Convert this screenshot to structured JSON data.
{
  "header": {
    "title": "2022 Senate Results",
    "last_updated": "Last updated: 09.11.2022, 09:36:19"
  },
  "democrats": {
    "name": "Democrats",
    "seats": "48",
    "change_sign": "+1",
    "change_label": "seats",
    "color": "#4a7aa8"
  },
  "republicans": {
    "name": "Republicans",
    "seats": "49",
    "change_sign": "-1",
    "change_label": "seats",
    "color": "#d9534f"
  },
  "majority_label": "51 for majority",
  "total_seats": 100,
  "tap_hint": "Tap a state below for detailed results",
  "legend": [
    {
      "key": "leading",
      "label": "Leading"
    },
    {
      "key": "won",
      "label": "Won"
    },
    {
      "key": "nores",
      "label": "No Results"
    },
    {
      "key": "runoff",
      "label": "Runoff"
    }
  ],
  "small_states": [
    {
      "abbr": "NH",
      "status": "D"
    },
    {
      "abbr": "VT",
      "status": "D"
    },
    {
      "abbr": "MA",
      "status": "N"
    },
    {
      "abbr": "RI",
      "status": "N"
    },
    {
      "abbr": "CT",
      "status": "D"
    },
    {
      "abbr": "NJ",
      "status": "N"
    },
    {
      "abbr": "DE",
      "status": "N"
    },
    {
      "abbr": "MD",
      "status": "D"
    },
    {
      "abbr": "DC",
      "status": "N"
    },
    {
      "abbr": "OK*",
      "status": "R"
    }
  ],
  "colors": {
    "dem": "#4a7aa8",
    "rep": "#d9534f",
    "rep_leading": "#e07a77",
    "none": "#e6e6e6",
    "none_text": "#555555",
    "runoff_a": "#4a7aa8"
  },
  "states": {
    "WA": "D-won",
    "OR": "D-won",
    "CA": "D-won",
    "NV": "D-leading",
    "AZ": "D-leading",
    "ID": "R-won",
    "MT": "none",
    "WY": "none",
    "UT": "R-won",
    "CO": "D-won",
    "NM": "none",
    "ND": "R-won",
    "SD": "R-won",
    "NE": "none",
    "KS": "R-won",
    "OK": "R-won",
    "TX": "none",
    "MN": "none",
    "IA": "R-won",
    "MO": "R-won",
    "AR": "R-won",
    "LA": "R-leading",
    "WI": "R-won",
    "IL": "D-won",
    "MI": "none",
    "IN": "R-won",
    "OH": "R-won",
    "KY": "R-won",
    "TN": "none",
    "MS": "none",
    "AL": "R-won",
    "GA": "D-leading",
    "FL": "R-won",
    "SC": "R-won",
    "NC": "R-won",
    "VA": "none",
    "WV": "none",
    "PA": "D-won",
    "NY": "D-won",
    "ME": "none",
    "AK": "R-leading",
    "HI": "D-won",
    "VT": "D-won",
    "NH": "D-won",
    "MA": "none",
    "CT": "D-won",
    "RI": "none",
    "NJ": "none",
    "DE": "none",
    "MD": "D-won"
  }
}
* * *
Output the complete data exactly as written.

Convert this screenshot to structured JSON data.
{
  "header": {
    "title": "2022 Senate Results",
    "last_updated": "Last updated: 09.11.2022, 09:36:19"
  },
  "democrats": {
    "name": "Democrats",
    "seats": "48",
    "change_sign": "+1",
    "change_label": "seats",
    "color": "#4a7aa8"
  },
  "republicans": {
    "name": "Republicans",
    "seats": "49",
    "change_sign": "-1",
    "change_label": "seats",
    "color": "#d9534f"
  },
  "majority_label": "51 for majority",
  "total_seats": 100,
  "tap_hint": "Tap a state below for detailed results",
  "legend": [
    {
      "key": "leading",
      "label": "Leading"
    },
    {
      "key": "won",
      "label": "Won"
    },
    {
      "key": "nores",
      "label": "No Results"
    },
    {
      "key": "runoff",
      "label": "Runoff"
    }
  ],
  "small_states": [
    {
      "abbr": "NH",
      "status": "D"
    },
    {
      "abbr": "VT",
      "status": "D"
    },
    {
      "abbr": "MA",
      "status": "N"
    },
    {
      "abbr": "RI",
      "status": "N"
    },
    {
      "abbr": "CT",
      "status": "D"
    },
    {
      "abbr": "NJ",
      "status": "N"
    },
    {
      "abbr": "DE",
      "status": "N"
    },
    {
      "abbr": "MD",
      "status": "D"
    },
    {
      "abbr": "DC",
      "status": "N"
    },
    {
      "abbr": "OK*",
      "status": "R"
    }
  ],
  "colors": {
    "dem": "#4a7aa8",
    "rep": "#d9534f",
    "rep_leading": "#e07a77",
    "none": "#e6e6e6",
    "none_text": "#555555",
    "runoff_a": "#4a7aa8"
  },
  "states": {
    "WA": "D-won",
    "OR": "D-won",
    "CA": "D-won",
    "NV": "D-leading",
    "AZ": "D-leading",
    "ID": "R-won",
    "MT": "none",
    "WY": "none",
    "UT": "R-won",
    "CO": "D-won",
    "NM": "none",
    "ND": "R-won",
    "SD": "R-won",
    "NE": "none",
    "KS": "R-won",
    "OK": "R-won",
    "TX": "none",
    "MN": "none",
    "IA": "R-won",
    "MO": "R-won",
    "AR": "R-won",
    "LA": "R-leading",
    "WI": "R-won",
    "IL": "D-won",
    "MI": "none",
    "IN": "R-won",
    "OH": "R-won",
    "KY": "R-won",
    "TN": "none",
    "MS": "none",
    "AL": "R-won",
    "GA": "D-leading",
    "FL": "R-won",
    "SC": "R-won",
    "NC": "R-won",
    "VA": "none",
    "WV": "none",
    "PA": "D-won",
    "NY": "D-won",
    "ME": "none",
    "AK": "R-leading",
    "HI": "D-won",
    "VT": "D-won",
    "NH": "D-won",
    "MA": "none",
    "CT": "D-won",
    "RI": "none",
    "NJ": "none",
    "DE": "none",
    "MD": "D-won"
  }
}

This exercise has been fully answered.